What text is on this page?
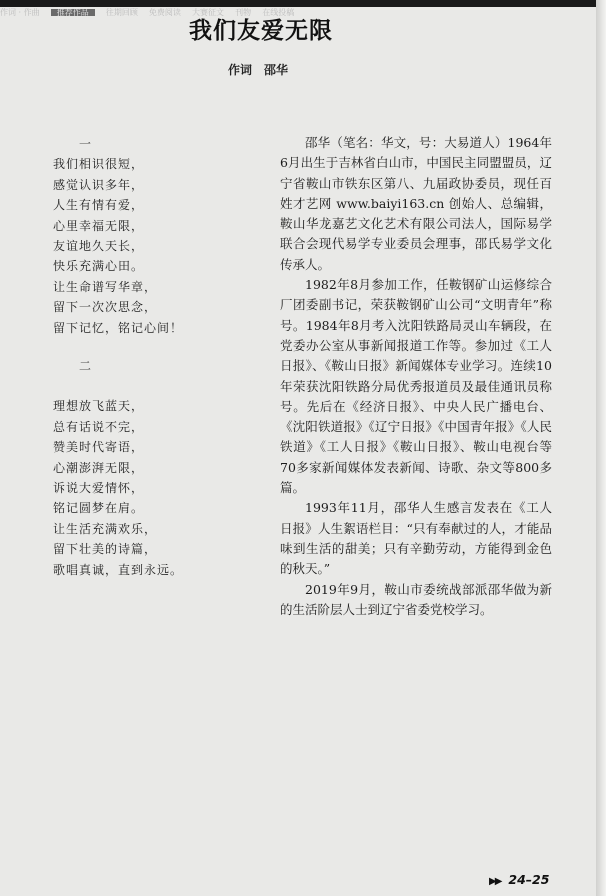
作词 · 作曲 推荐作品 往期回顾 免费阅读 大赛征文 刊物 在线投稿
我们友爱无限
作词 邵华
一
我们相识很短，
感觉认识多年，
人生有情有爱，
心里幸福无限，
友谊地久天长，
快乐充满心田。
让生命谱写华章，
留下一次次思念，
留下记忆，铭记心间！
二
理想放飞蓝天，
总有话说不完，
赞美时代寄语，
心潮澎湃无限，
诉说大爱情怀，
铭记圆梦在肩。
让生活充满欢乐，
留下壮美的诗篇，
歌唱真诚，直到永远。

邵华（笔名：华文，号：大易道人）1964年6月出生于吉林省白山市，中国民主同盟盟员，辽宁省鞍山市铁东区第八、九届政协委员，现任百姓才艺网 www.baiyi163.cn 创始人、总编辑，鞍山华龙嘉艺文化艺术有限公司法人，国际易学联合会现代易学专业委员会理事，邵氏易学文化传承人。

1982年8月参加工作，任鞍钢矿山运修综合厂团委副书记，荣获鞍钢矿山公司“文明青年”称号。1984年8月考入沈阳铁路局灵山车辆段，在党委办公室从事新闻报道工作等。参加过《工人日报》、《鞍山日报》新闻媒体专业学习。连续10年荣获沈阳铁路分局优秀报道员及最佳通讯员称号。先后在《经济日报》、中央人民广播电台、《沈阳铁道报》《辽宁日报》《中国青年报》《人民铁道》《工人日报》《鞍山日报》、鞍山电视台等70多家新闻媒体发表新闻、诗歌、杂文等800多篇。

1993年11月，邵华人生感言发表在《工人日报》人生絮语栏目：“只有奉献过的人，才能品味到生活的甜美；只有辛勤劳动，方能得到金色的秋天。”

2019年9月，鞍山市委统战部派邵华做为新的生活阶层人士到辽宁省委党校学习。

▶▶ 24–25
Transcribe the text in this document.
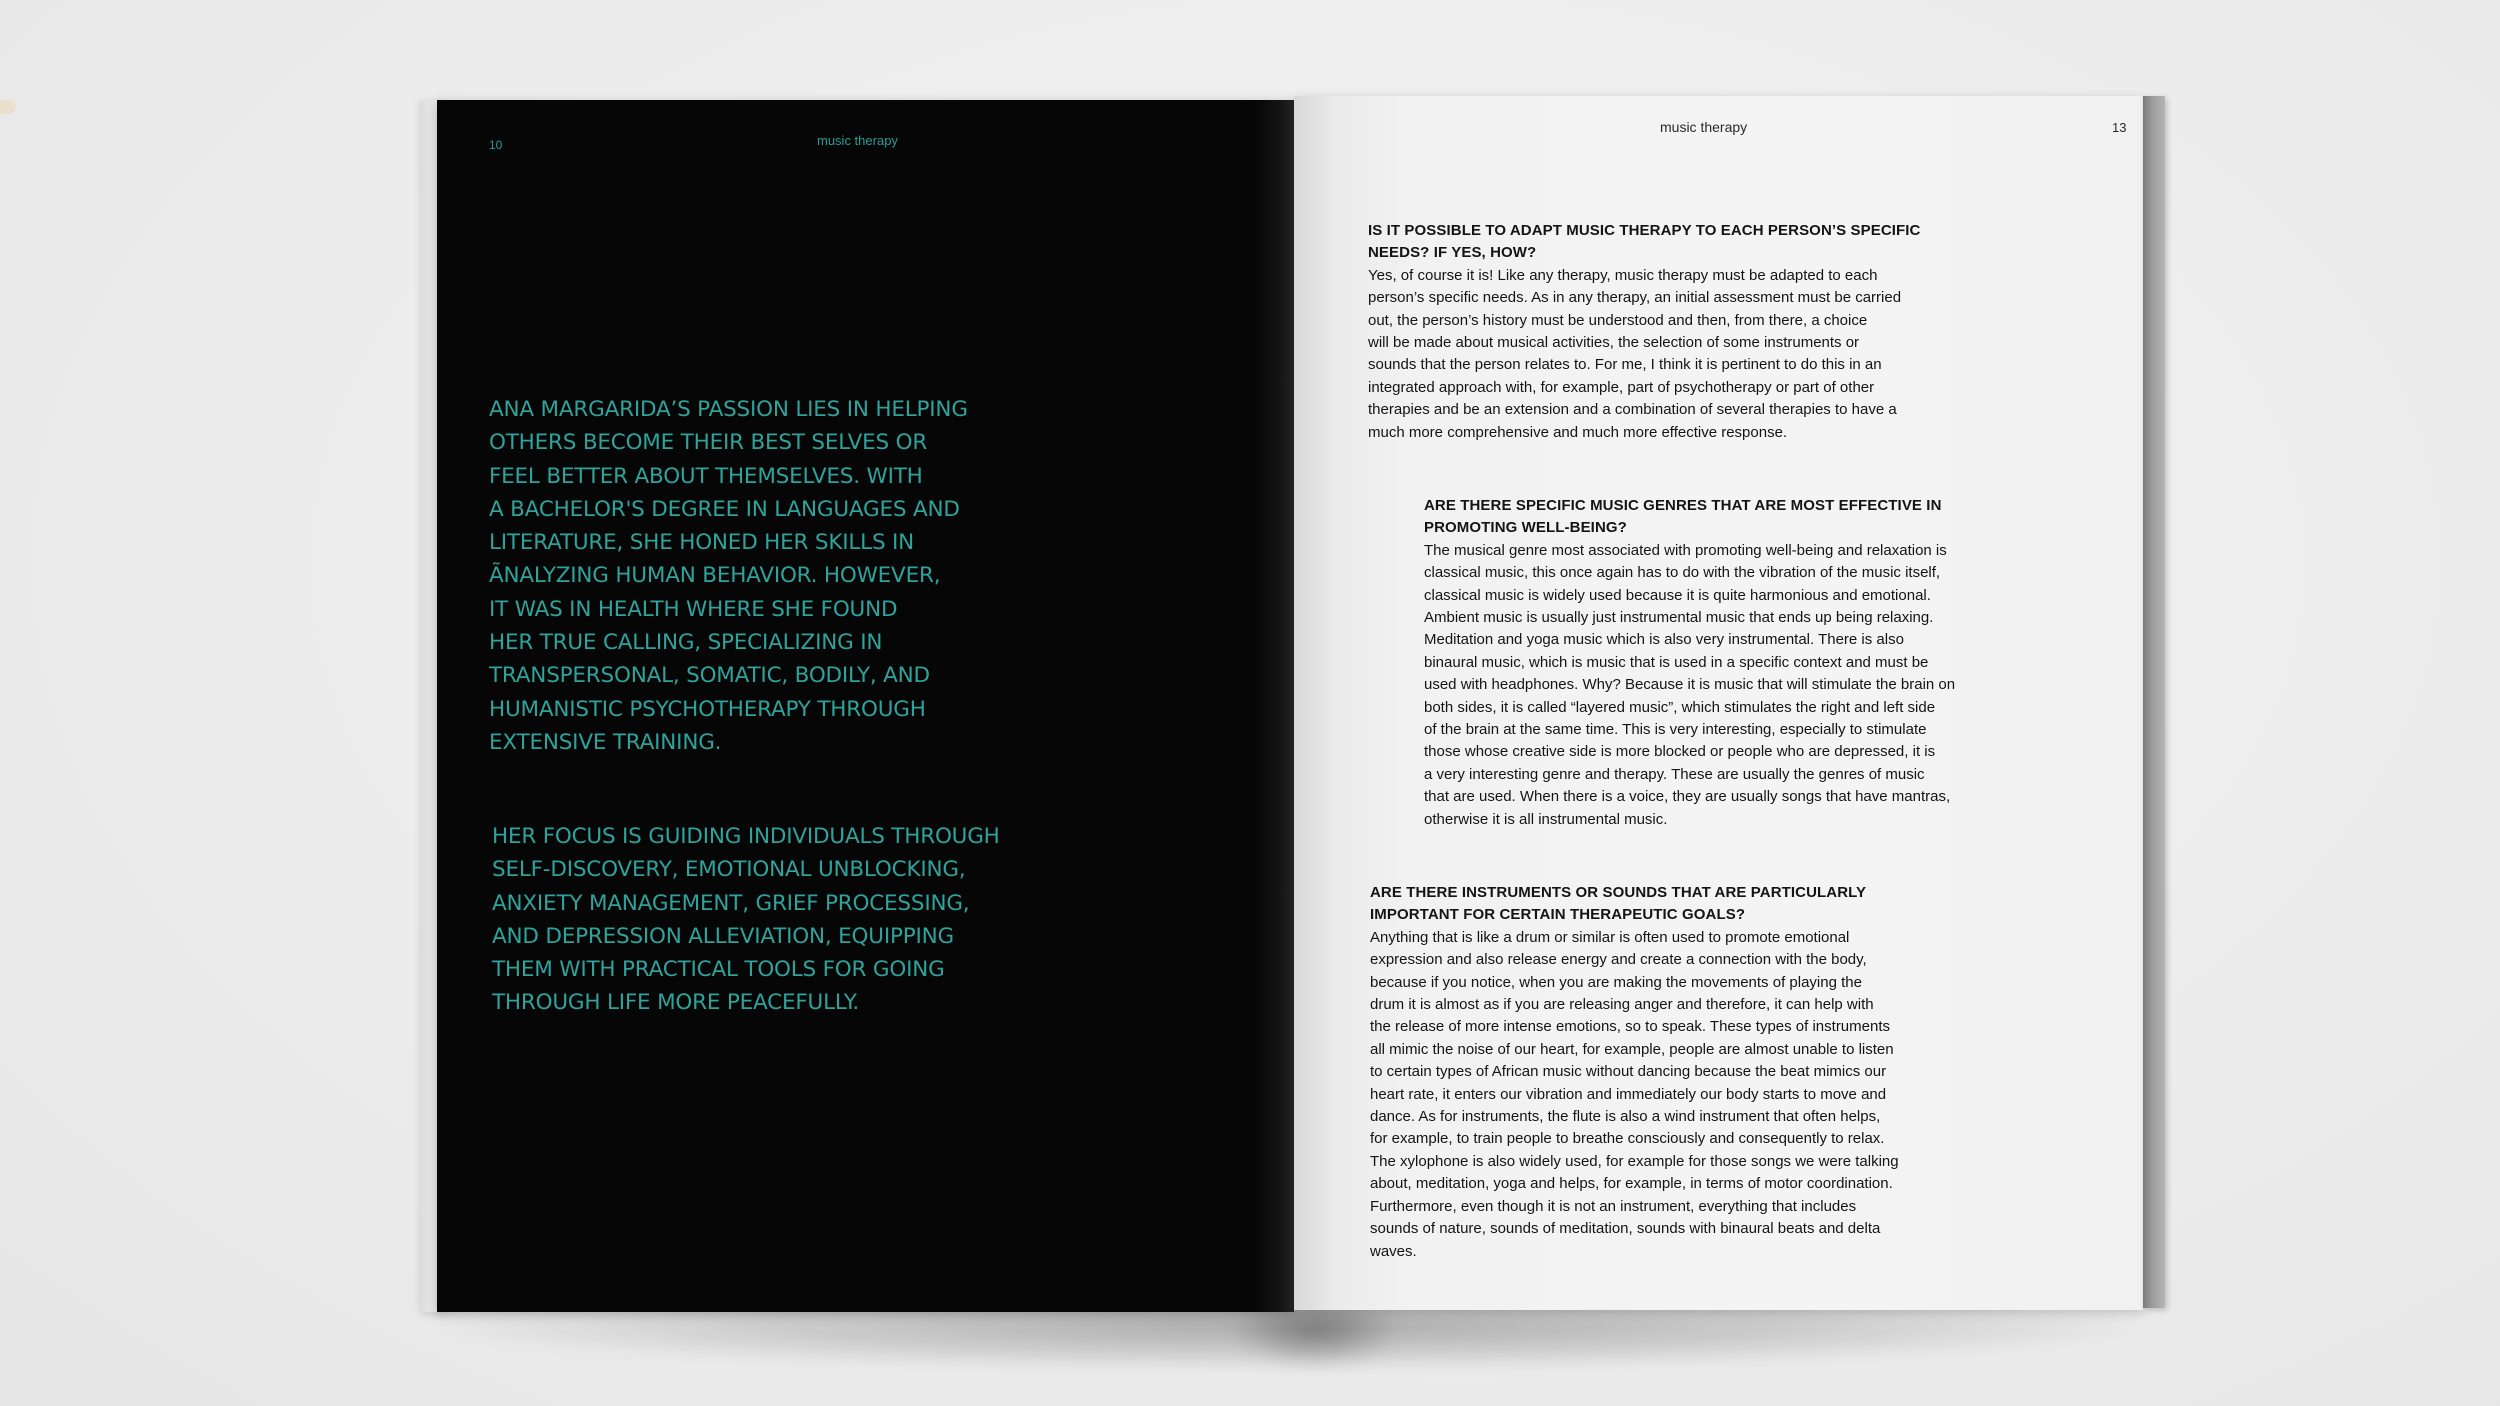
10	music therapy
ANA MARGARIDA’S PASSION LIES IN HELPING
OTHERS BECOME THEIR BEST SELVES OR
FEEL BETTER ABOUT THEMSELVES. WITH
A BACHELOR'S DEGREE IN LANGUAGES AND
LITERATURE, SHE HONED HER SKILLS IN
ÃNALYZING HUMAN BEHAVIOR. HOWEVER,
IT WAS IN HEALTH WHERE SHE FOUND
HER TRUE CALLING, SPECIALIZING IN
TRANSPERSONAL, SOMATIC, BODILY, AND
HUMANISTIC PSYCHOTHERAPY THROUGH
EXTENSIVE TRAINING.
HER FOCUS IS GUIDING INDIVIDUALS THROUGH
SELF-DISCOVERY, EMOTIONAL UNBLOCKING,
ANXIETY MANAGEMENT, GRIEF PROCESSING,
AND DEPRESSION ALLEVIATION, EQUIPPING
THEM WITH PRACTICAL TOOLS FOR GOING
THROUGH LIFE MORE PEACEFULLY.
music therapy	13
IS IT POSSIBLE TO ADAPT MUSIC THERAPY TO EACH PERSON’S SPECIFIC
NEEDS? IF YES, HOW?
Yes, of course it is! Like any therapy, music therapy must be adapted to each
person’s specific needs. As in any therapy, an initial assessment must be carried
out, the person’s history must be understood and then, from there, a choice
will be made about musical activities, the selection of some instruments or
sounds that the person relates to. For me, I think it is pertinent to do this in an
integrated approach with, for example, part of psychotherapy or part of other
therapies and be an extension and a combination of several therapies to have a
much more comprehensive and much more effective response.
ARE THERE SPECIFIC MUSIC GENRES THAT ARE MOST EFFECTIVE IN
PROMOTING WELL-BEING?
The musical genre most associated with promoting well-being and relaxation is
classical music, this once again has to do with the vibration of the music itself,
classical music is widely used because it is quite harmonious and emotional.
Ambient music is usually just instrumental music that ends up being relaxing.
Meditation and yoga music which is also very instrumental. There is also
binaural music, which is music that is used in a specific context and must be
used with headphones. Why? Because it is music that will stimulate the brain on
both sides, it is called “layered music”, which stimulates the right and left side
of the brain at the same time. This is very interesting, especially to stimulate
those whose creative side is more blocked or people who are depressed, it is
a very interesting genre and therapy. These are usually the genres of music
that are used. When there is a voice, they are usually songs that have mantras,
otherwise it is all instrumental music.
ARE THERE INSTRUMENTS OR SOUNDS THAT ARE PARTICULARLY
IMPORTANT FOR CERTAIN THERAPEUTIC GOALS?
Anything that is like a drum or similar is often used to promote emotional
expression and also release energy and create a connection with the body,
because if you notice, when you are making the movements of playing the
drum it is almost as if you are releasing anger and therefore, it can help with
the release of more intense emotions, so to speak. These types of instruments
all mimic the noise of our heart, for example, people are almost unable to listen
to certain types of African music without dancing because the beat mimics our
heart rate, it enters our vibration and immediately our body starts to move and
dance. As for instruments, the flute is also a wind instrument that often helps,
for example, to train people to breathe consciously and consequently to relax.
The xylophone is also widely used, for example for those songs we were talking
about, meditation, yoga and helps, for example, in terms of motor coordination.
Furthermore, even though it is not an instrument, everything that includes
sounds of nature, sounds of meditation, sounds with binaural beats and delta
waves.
...
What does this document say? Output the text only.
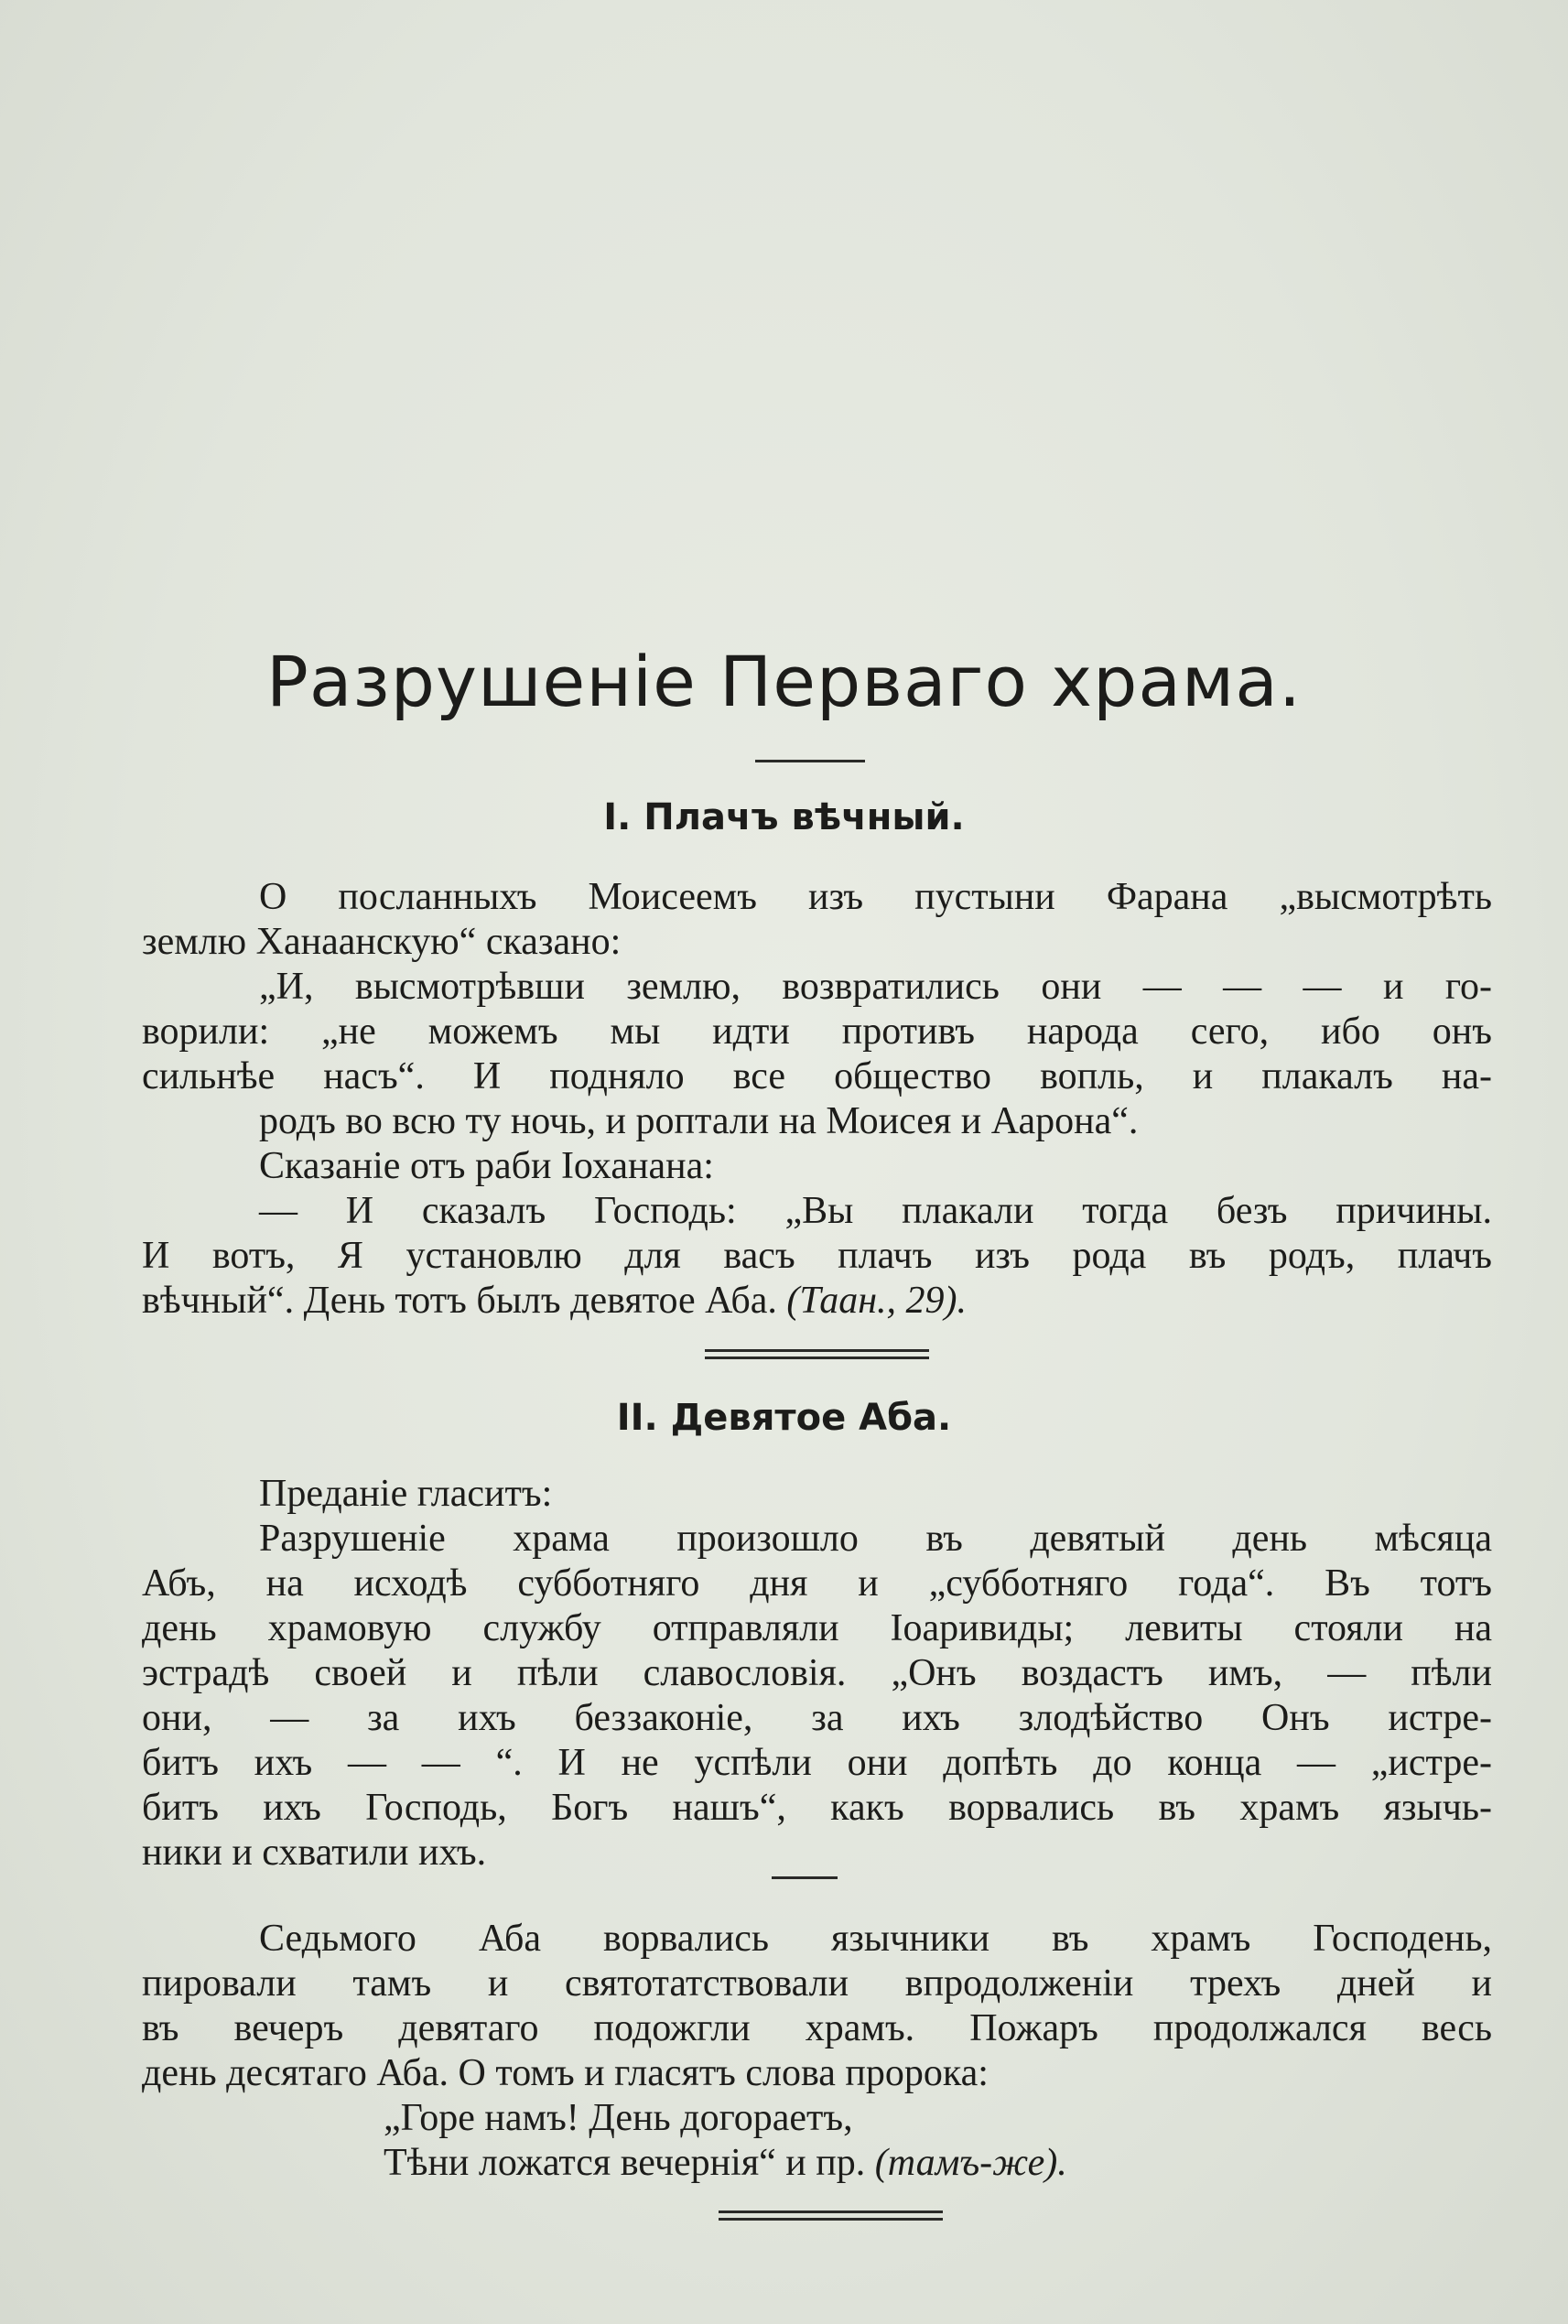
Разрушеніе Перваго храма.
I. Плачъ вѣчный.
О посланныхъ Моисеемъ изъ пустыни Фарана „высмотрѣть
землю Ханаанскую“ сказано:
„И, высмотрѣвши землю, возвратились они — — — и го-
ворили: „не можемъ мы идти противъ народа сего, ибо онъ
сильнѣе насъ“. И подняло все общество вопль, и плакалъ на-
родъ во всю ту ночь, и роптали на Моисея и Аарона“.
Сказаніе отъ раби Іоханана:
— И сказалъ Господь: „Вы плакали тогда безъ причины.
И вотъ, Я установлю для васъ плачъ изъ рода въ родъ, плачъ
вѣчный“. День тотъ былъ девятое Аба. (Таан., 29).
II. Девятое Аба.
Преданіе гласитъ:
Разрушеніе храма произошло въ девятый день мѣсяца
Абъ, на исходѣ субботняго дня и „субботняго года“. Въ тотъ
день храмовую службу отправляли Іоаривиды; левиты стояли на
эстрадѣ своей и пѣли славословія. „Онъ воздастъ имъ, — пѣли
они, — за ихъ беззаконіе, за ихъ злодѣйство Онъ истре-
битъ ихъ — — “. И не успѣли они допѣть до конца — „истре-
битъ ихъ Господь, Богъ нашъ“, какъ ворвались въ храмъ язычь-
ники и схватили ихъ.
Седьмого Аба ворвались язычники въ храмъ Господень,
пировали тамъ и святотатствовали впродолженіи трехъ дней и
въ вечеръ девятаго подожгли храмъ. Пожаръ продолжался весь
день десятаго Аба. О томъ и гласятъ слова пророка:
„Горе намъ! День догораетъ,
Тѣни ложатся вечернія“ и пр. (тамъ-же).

### The task
Determine how many lines above contain "Разрушеніе" as a word or string. Give the number alone.

### Reply to the exercise
2